* [Records for the task]
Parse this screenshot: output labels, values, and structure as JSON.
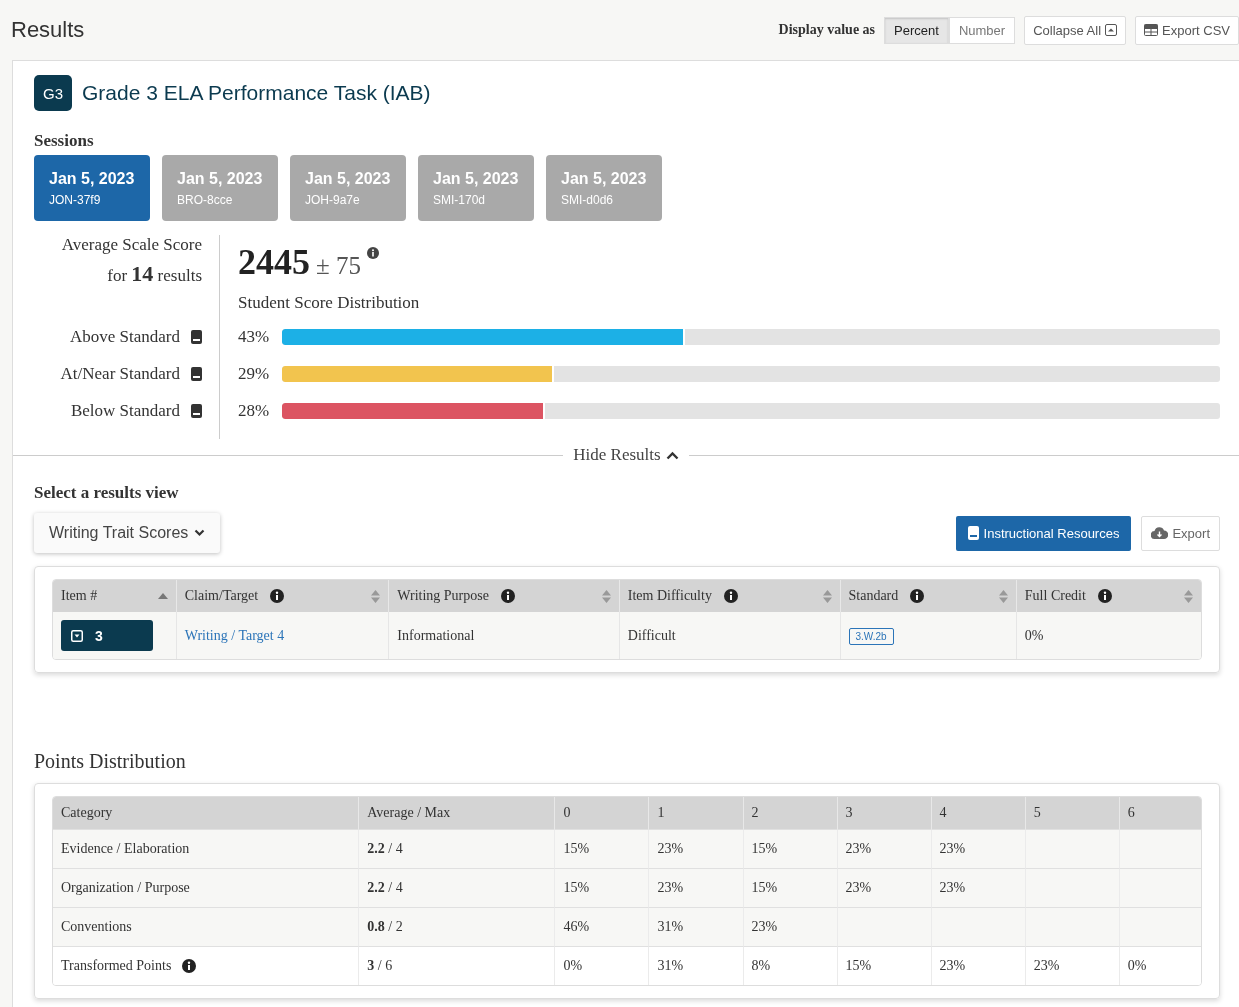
{
  "header": {
    "title": "Results",
    "display_label": "Display value as",
    "display_options": [
      {
        "label": "Percent",
        "selected": true
      },
      {
        "label": "Number",
        "selected": false
      }
    ],
    "collapse_button": "Collapse All",
    "export_button": "Export CSV"
  },
  "assessment": {
    "badge": "G3",
    "title": "Grade 3 ELA Performance Task (IAB)"
  },
  "sessions_label": "Sessions",
  "sessions": [
    {
      "date": "Jan 5, 2023",
      "code": "JON-37f9",
      "selected": true
    },
    {
      "date": "Jan 5, 2023",
      "code": "BRO-8cce",
      "selected": false
    },
    {
      "date": "Jan 5, 2023",
      "code": "JOH-9a7e",
      "selected": false
    },
    {
      "date": "Jan 5, 2023",
      "code": "SMI-170d",
      "selected": false
    },
    {
      "date": "Jan 5, 2023",
      "code": "SMI-d0d6",
      "selected": false
    }
  ],
  "score": {
    "label": "Average Scale Score",
    "count_text": "for **14** results",
    "value": "2445",
    "error": "± 75"
  },
  "distribution_title": "Student Score Distribution",
  "levels": [
    {
      "label": "Above Standard",
      "percent": "43%",
      "level": 0.43,
      "color": "#1cb0e6"
    },
    {
      "label": "At/Near Standard",
      "percent": "29%",
      "level": 0.29,
      "color": "#f2c44e"
    },
    {
      "label": "Below Standard",
      "percent": "28%",
      "level": 0.28,
      "color": "#dc5462"
    }
  ],
  "hide_results": "Hide Results",
  "results_view": {
    "label": "Select a results view",
    "dropdown": "Writing Trait Scores",
    "resources_button": "Instructional Resources",
    "export_button": "Export"
  },
  "items_table": {
    "columns": [
      {
        "label": "Item #",
        "info": false,
        "sorted": true
      },
      {
        "label": "Claim/Target",
        "info": true,
        "sorted": false
      },
      {
        "label": "Writing Purpose",
        "info": true,
        "sorted": false
      },
      {
        "label": "Item Difficulty",
        "info": true,
        "sorted": false
      },
      {
        "label": "Standard",
        "info": true,
        "sorted": false
      },
      {
        "label": "Full Credit",
        "info": true,
        "sorted": false
      }
    ],
    "rows": [
      {
        "item": "3",
        "claim_target": "Writing / Target 4",
        "purpose": "Informational",
        "difficulty": "Difficult",
        "standard": "3.W.2b",
        "full_credit": "0%"
      }
    ]
  },
  "points_title": "Points Distribution",
  "points_table": {
    "columns": [
      "Category",
      "Average / Max",
      "0",
      "1",
      "2",
      "3",
      "4",
      "5",
      "6"
    ],
    "rows": [
      {
        "kind": "trait",
        "info": false,
        "cells": [
          "Evidence / Elaboration",
          "**2.2** / 4",
          "15%",
          "23%",
          "15%",
          "23%",
          "23%",
          "",
          ""
        ]
      },
      {
        "kind": "trait",
        "info": false,
        "cells": [
          "Organization / Purpose",
          "**2.2** / 4",
          "15%",
          "23%",
          "15%",
          "23%",
          "23%",
          "",
          ""
        ]
      },
      {
        "kind": "trait",
        "info": false,
        "cells": [
          "Conventions",
          "**0.8** / 2",
          "46%",
          "31%",
          "23%",
          "",
          "",
          "",
          ""
        ]
      },
      {
        "kind": "total",
        "info": true,
        "cells": [
          "Transformed Points",
          "**3** / 6",
          "0%",
          "31%",
          "8%",
          "15%",
          "23%",
          "23%",
          "0%"
        ]
      }
    ]
  }
}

* [Challenge] Leave out the pictures and output the rest of the material exactly as written.

* [Exercise result]
Parse this screenshot: output labels, values, and structure as JSON.
{
  "header": {
    "title": "Results",
    "display_label": "Display value as",
    "display_options": [
      {
        "label": "Percent",
        "selected": true
      },
      {
        "label": "Number",
        "selected": false
      }
    ],
    "collapse_button": "Collapse All",
    "export_button": "Export CSV"
  },
  "assessment": {
    "badge": "G3",
    "title": "Grade 3 ELA Performance Task (IAB)"
  },
  "sessions_label": "Sessions",
  "sessions": [
    {
      "date": "Jan 5, 2023",
      "code": "JON-37f9",
      "selected": true
    },
    {
      "date": "Jan 5, 2023",
      "code": "BRO-8cce",
      "selected": false
    },
    {
      "date": "Jan 5, 2023",
      "code": "JOH-9a7e",
      "selected": false
    },
    {
      "date": "Jan 5, 2023",
      "code": "SMI-170d",
      "selected": false
    },
    {
      "date": "Jan 5, 2023",
      "code": "SMI-d0d6",
      "selected": false
    }
  ],
  "score": {
    "label": "Average Scale Score",
    "count_text": "for **14** results",
    "value": "2445",
    "error": "± 75"
  },
  "distribution_title": "Student Score Distribution",
  "levels": [
    {
      "label": "Above Standard",
      "percent": "43%",
      "level": 0.43,
      "color": "#1cb0e6"
    },
    {
      "label": "At/Near Standard",
      "percent": "29%",
      "level": 0.29,
      "color": "#f2c44e"
    },
    {
      "label": "Below Standard",
      "percent": "28%",
      "level": 0.28,
      "color": "#dc5462"
    }
  ],
  "hide_results": "Hide Results",
  "results_view": {
    "label": "Select a results view",
    "dropdown": "Writing Trait Scores",
    "resources_button": "Instructional Resources",
    "export_button": "Export"
  },
  "items_table": {
    "columns": [
      {
        "label": "Item #",
        "info": false,
        "sorted": true
      },
      {
        "label": "Claim/Target",
        "info": true,
        "sorted": false
      },
      {
        "label": "Writing Purpose",
        "info": true,
        "sorted": false
      },
      {
        "label": "Item Difficulty",
        "info": true,
        "sorted": false
      },
      {
        "label": "Standard",
        "info": true,
        "sorted": false
      },
      {
        "label": "Full Credit",
        "info": true,
        "sorted": false
      }
    ],
    "rows": [
      {
        "item": "3",
        "claim_target": "Writing / Target 4",
        "purpose": "Informational",
        "difficulty": "Difficult",
        "standard": "3.W.2b",
        "full_credit": "0%"
      }
    ]
  },
  "points_title": "Points Distribution",
  "points_table": {
    "columns": [
      "Category",
      "Average / Max",
      "0",
      "1",
      "2",
      "3",
      "4",
      "5",
      "6"
    ],
    "rows": [
      {
        "kind": "trait",
        "info": false,
        "cells": [
          "Evidence / Elaboration",
          "**2.2** / 4",
          "15%",
          "23%",
          "15%",
          "23%",
          "23%",
          "",
          ""
        ]
      },
      {
        "kind": "trait",
        "info": false,
        "cells": [
          "Organization / Purpose",
          "**2.2** / 4",
          "15%",
          "23%",
          "15%",
          "23%",
          "23%",
          "",
          ""
        ]
      },
      {
        "kind": "trait",
        "info": false,
        "cells": [
          "Conventions",
          "**0.8** / 2",
          "46%",
          "31%",
          "23%",
          "",
          "",
          "",
          ""
        ]
      },
      {
        "kind": "total",
        "info": true,
        "cells": [
          "Transformed Points",
          "**3** / 6",
          "0%",
          "31%",
          "8%",
          "15%",
          "23%",
          "23%",
          "0%"
        ]
      }
    ]
  }
}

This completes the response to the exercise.